◆ EXERCISE DETAILS ◆
Omit the pictures, then reproduce every remaining record exactly.
== SUPPLIED INFORMATION ==
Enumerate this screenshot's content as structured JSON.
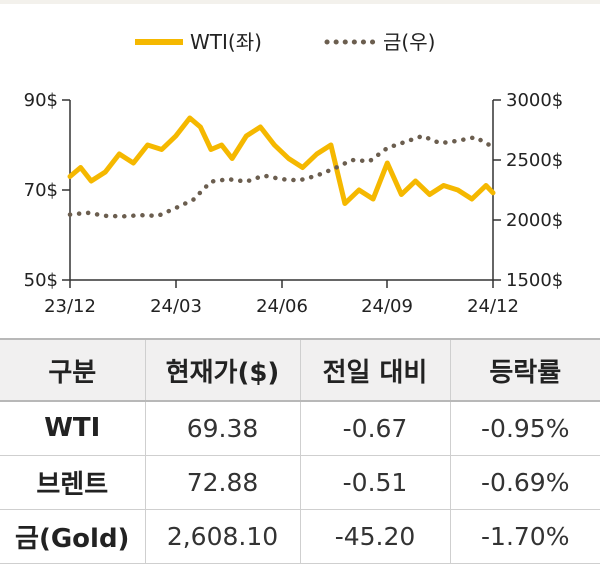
{
  "chart_data": {
    "type": "line",
    "legend": {
      "placement": "top",
      "items": [
        "WTI(좌)",
        "금(우)"
      ]
    },
    "x_ticks": [
      "23/12",
      "24/03",
      "24/06",
      "24/09",
      "24/12"
    ],
    "y_left": {
      "ticks": [
        "90$",
        "70$",
        "50$"
      ],
      "tick_values": [
        90,
        70,
        50
      ],
      "range": [
        50,
        90
      ]
    },
    "y_right": {
      "ticks": [
        "3000$",
        "2500$",
        "2000$",
        "1500$"
      ],
      "tick_values": [
        3000,
        2500,
        2000,
        1500
      ],
      "range": [
        1500,
        3000
      ]
    },
    "series": [
      {
        "name": "WTI(좌)",
        "axis": "left",
        "color": "#f5b800",
        "style": "solid",
        "x": [
          0,
          0.3,
          0.6,
          1.0,
          1.4,
          1.8,
          2.2,
          2.6,
          3.0,
          3.4,
          3.7,
          4.0,
          4.3,
          4.6,
          5.0,
          5.4,
          5.8,
          6.2,
          6.6,
          7.0,
          7.4,
          7.8,
          8.2,
          8.6,
          9.0,
          9.4,
          9.8,
          10.2,
          10.6,
          11.0,
          11.4,
          11.8,
          12.0
        ],
        "values": [
          73,
          75,
          72,
          74,
          78,
          76,
          80,
          79,
          82,
          86,
          84,
          79,
          80,
          77,
          82,
          84,
          80,
          77,
          75,
          78,
          80,
          67,
          70,
          68,
          76,
          69,
          72,
          69,
          71,
          70,
          68,
          71,
          69.38
        ]
      },
      {
        "name": "금(우)",
        "axis": "right",
        "color": "#6b5e4f",
        "style": "dotted",
        "x": [
          0,
          0.5,
          1.0,
          1.5,
          2.0,
          2.5,
          3.0,
          3.5,
          4.0,
          4.5,
          5.0,
          5.5,
          6.0,
          6.5,
          7.0,
          7.5,
          8.0,
          8.5,
          9.0,
          9.5,
          10.0,
          10.5,
          11.0,
          11.5,
          12.0
        ],
        "values": [
          2045,
          2060,
          2035,
          2030,
          2040,
          2035,
          2100,
          2170,
          2320,
          2340,
          2320,
          2370,
          2340,
          2330,
          2370,
          2430,
          2500,
          2490,
          2600,
          2650,
          2700,
          2640,
          2660,
          2690,
          2608.1
        ]
      }
    ]
  },
  "table": {
    "headers": [
      "구분",
      "현재가($)",
      "전일 대비",
      "등락률"
    ],
    "rows": [
      [
        "WTI",
        "69.38",
        "-0.67",
        "-0.95%"
      ],
      [
        "브렌트",
        "72.88",
        "-0.51",
        "-0.69%"
      ],
      [
        "금(Gold)",
        "2,608.10",
        "-45.20",
        "-1.70%"
      ]
    ]
  }
}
===
◆ EXERCISE SOLUTION ◆
Enumerate this screenshot's content as structured JSON.
{
  "chart_data": {
    "type": "line",
    "legend": {
      "placement": "top",
      "items": [
        "WTI(좌)",
        "금(우)"
      ]
    },
    "x_ticks": [
      "23/12",
      "24/03",
      "24/06",
      "24/09",
      "24/12"
    ],
    "y_left": {
      "ticks": [
        "90$",
        "70$",
        "50$"
      ],
      "tick_values": [
        90,
        70,
        50
      ],
      "range": [
        50,
        90
      ]
    },
    "y_right": {
      "ticks": [
        "3000$",
        "2500$",
        "2000$",
        "1500$"
      ],
      "tick_values": [
        3000,
        2500,
        2000,
        1500
      ],
      "range": [
        1500,
        3000
      ]
    },
    "series": [
      {
        "name": "WTI(좌)",
        "axis": "left",
        "color": "#f5b800",
        "style": "solid",
        "x": [
          0,
          0.3,
          0.6,
          1.0,
          1.4,
          1.8,
          2.2,
          2.6,
          3.0,
          3.4,
          3.7,
          4.0,
          4.3,
          4.6,
          5.0,
          5.4,
          5.8,
          6.2,
          6.6,
          7.0,
          7.4,
          7.8,
          8.2,
          8.6,
          9.0,
          9.4,
          9.8,
          10.2,
          10.6,
          11.0,
          11.4,
          11.8,
          12.0
        ],
        "values": [
          73,
          75,
          72,
          74,
          78,
          76,
          80,
          79,
          82,
          86,
          84,
          79,
          80,
          77,
          82,
          84,
          80,
          77,
          75,
          78,
          80,
          67,
          70,
          68,
          76,
          69,
          72,
          69,
          71,
          70,
          68,
          71,
          69.38
        ]
      },
      {
        "name": "금(우)",
        "axis": "right",
        "color": "#6b5e4f",
        "style": "dotted",
        "x": [
          0,
          0.5,
          1.0,
          1.5,
          2.0,
          2.5,
          3.0,
          3.5,
          4.0,
          4.5,
          5.0,
          5.5,
          6.0,
          6.5,
          7.0,
          7.5,
          8.0,
          8.5,
          9.0,
          9.5,
          10.0,
          10.5,
          11.0,
          11.5,
          12.0
        ],
        "values": [
          2045,
          2060,
          2035,
          2030,
          2040,
          2035,
          2100,
          2170,
          2320,
          2340,
          2320,
          2370,
          2340,
          2330,
          2370,
          2430,
          2500,
          2490,
          2600,
          2650,
          2700,
          2640,
          2660,
          2690,
          2608.1
        ]
      }
    ]
  },
  "table": {
    "headers": [
      "구분",
      "현재가($)",
      "전일 대비",
      "등락률"
    ],
    "rows": [
      [
        "WTI",
        "69.38",
        "-0.67",
        "-0.95%"
      ],
      [
        "브렌트",
        "72.88",
        "-0.51",
        "-0.69%"
      ],
      [
        "금(Gold)",
        "2,608.10",
        "-45.20",
        "-1.70%"
      ]
    ]
  }
}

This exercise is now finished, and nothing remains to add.